* _What to do_
Print all records exactly, leaving nothing out.

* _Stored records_
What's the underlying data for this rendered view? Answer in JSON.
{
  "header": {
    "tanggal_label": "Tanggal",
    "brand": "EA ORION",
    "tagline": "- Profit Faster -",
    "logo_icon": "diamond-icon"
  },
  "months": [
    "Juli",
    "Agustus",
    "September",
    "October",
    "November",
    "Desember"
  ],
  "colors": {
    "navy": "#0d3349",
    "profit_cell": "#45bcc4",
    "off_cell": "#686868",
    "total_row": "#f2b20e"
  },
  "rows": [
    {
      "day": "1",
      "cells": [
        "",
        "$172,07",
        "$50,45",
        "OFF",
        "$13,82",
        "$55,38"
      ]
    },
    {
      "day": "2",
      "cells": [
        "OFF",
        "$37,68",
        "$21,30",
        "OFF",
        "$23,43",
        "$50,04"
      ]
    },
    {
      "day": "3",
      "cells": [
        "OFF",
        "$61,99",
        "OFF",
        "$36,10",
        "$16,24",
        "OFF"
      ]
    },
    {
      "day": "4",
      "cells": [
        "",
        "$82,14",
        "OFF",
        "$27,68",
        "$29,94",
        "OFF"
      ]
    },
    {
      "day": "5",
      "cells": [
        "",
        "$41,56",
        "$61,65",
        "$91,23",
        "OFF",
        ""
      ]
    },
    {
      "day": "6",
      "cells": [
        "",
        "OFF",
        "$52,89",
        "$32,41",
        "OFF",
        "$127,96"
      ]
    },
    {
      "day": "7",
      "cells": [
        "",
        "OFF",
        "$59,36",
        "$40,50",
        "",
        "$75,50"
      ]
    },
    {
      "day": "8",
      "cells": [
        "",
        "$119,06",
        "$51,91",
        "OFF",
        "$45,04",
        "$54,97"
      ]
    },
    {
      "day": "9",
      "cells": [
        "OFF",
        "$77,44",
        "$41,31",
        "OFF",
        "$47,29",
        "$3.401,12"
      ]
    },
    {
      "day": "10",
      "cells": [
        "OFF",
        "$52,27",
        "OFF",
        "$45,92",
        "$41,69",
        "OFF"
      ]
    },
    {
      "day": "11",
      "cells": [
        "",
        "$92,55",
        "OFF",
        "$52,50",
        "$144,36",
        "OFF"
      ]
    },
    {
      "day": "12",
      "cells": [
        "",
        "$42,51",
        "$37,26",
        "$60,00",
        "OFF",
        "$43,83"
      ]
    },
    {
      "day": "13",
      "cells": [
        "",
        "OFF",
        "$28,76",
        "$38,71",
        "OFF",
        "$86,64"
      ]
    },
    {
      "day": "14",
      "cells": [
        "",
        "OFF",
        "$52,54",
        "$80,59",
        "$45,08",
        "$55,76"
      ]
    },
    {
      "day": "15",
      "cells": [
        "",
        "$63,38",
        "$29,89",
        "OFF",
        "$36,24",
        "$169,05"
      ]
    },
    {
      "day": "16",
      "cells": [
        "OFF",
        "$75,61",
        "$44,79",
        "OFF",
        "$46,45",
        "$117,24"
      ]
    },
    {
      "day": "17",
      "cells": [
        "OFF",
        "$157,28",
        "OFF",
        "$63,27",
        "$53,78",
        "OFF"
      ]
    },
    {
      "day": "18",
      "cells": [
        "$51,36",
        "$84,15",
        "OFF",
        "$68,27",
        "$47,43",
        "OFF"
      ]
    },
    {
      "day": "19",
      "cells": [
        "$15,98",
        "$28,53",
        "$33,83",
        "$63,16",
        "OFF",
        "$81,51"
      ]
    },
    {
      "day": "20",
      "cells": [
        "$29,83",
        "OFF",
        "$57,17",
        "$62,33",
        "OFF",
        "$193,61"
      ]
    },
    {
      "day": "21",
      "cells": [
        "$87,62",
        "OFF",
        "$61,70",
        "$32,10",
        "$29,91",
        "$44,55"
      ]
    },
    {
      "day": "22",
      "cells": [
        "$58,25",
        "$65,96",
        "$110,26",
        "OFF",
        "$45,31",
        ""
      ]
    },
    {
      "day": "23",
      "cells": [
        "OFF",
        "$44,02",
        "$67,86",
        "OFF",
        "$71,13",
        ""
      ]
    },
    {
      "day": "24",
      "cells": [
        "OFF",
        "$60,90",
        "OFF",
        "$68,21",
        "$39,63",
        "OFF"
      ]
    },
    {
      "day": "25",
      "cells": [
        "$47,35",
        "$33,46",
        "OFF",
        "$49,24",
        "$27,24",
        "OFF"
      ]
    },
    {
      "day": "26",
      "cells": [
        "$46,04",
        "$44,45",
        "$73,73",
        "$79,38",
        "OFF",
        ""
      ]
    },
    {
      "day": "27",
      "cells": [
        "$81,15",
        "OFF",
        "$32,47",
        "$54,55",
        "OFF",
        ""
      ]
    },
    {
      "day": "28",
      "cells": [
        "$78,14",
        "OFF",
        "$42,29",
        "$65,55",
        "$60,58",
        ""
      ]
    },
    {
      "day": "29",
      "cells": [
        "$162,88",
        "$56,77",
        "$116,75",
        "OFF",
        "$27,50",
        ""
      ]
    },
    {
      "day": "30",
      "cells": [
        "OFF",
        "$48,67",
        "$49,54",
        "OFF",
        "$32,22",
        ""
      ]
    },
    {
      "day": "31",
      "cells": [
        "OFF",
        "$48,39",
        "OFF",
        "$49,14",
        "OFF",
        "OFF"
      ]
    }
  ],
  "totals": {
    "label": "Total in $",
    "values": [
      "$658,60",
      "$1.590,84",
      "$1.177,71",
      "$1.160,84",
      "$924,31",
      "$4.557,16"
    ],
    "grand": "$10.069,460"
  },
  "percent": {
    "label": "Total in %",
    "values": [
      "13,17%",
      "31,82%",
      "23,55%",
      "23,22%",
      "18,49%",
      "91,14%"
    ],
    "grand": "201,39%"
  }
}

* _Task result_
What's the underlying data for this rendered view? Answer in JSON.
{
  "header": {
    "tanggal_label": "Tanggal",
    "brand": "EA ORION",
    "tagline": "- Profit Faster -",
    "logo_icon": "diamond-icon"
  },
  "months": [
    "Juli",
    "Agustus",
    "September",
    "October",
    "November",
    "Desember"
  ],
  "colors": {
    "navy": "#0d3349",
    "profit_cell": "#45bcc4",
    "off_cell": "#686868",
    "total_row": "#f2b20e"
  },
  "rows": [
    {
      "day": "1",
      "cells": [
        "",
        "$172,07",
        "$50,45",
        "OFF",
        "$13,82",
        "$55,38"
      ]
    },
    {
      "day": "2",
      "cells": [
        "OFF",
        "$37,68",
        "$21,30",
        "OFF",
        "$23,43",
        "$50,04"
      ]
    },
    {
      "day": "3",
      "cells": [
        "OFF",
        "$61,99",
        "OFF",
        "$36,10",
        "$16,24",
        "OFF"
      ]
    },
    {
      "day": "4",
      "cells": [
        "",
        "$82,14",
        "OFF",
        "$27,68",
        "$29,94",
        "OFF"
      ]
    },
    {
      "day": "5",
      "cells": [
        "",
        "$41,56",
        "$61,65",
        "$91,23",
        "OFF",
        ""
      ]
    },
    {
      "day": "6",
      "cells": [
        "",
        "OFF",
        "$52,89",
        "$32,41",
        "OFF",
        "$127,96"
      ]
    },
    {
      "day": "7",
      "cells": [
        "",
        "OFF",
        "$59,36",
        "$40,50",
        "",
        "$75,50"
      ]
    },
    {
      "day": "8",
      "cells": [
        "",
        "$119,06",
        "$51,91",
        "OFF",
        "$45,04",
        "$54,97"
      ]
    },
    {
      "day": "9",
      "cells": [
        "OFF",
        "$77,44",
        "$41,31",
        "OFF",
        "$47,29",
        "$3.401,12"
      ]
    },
    {
      "day": "10",
      "cells": [
        "OFF",
        "$52,27",
        "OFF",
        "$45,92",
        "$41,69",
        "OFF"
      ]
    },
    {
      "day": "11",
      "cells": [
        "",
        "$92,55",
        "OFF",
        "$52,50",
        "$144,36",
        "OFF"
      ]
    },
    {
      "day": "12",
      "cells": [
        "",
        "$42,51",
        "$37,26",
        "$60,00",
        "OFF",
        "$43,83"
      ]
    },
    {
      "day": "13",
      "cells": [
        "",
        "OFF",
        "$28,76",
        "$38,71",
        "OFF",
        "$86,64"
      ]
    },
    {
      "day": "14",
      "cells": [
        "",
        "OFF",
        "$52,54",
        "$80,59",
        "$45,08",
        "$55,76"
      ]
    },
    {
      "day": "15",
      "cells": [
        "",
        "$63,38",
        "$29,89",
        "OFF",
        "$36,24",
        "$169,05"
      ]
    },
    {
      "day": "16",
      "cells": [
        "OFF",
        "$75,61",
        "$44,79",
        "OFF",
        "$46,45",
        "$117,24"
      ]
    },
    {
      "day": "17",
      "cells": [
        "OFF",
        "$157,28",
        "OFF",
        "$63,27",
        "$53,78",
        "OFF"
      ]
    },
    {
      "day": "18",
      "cells": [
        "$51,36",
        "$84,15",
        "OFF",
        "$68,27",
        "$47,43",
        "OFF"
      ]
    },
    {
      "day": "19",
      "cells": [
        "$15,98",
        "$28,53",
        "$33,83",
        "$63,16",
        "OFF",
        "$81,51"
      ]
    },
    {
      "day": "20",
      "cells": [
        "$29,83",
        "OFF",
        "$57,17",
        "$62,33",
        "OFF",
        "$193,61"
      ]
    },
    {
      "day": "21",
      "cells": [
        "$87,62",
        "OFF",
        "$61,70",
        "$32,10",
        "$29,91",
        "$44,55"
      ]
    },
    {
      "day": "22",
      "cells": [
        "$58,25",
        "$65,96",
        "$110,26",
        "OFF",
        "$45,31",
        ""
      ]
    },
    {
      "day": "23",
      "cells": [
        "OFF",
        "$44,02",
        "$67,86",
        "OFF",
        "$71,13",
        ""
      ]
    },
    {
      "day": "24",
      "cells": [
        "OFF",
        "$60,90",
        "OFF",
        "$68,21",
        "$39,63",
        "OFF"
      ]
    },
    {
      "day": "25",
      "cells": [
        "$47,35",
        "$33,46",
        "OFF",
        "$49,24",
        "$27,24",
        "OFF"
      ]
    },
    {
      "day": "26",
      "cells": [
        "$46,04",
        "$44,45",
        "$73,73",
        "$79,38",
        "OFF",
        ""
      ]
    },
    {
      "day": "27",
      "cells": [
        "$81,15",
        "OFF",
        "$32,47",
        "$54,55",
        "OFF",
        ""
      ]
    },
    {
      "day": "28",
      "cells": [
        "$78,14",
        "OFF",
        "$42,29",
        "$65,55",
        "$60,58",
        ""
      ]
    },
    {
      "day": "29",
      "cells": [
        "$162,88",
        "$56,77",
        "$116,75",
        "OFF",
        "$27,50",
        ""
      ]
    },
    {
      "day": "30",
      "cells": [
        "OFF",
        "$48,67",
        "$49,54",
        "OFF",
        "$32,22",
        ""
      ]
    },
    {
      "day": "31",
      "cells": [
        "OFF",
        "$48,39",
        "OFF",
        "$49,14",
        "OFF",
        "OFF"
      ]
    }
  ],
  "totals": {
    "label": "Total in $",
    "values": [
      "$658,60",
      "$1.590,84",
      "$1.177,71",
      "$1.160,84",
      "$924,31",
      "$4.557,16"
    ],
    "grand": "$10.069,460"
  },
  "percent": {
    "label": "Total in %",
    "values": [
      "13,17%",
      "31,82%",
      "23,55%",
      "23,22%",
      "18,49%",
      "91,14%"
    ],
    "grand": "201,39%"
  }
}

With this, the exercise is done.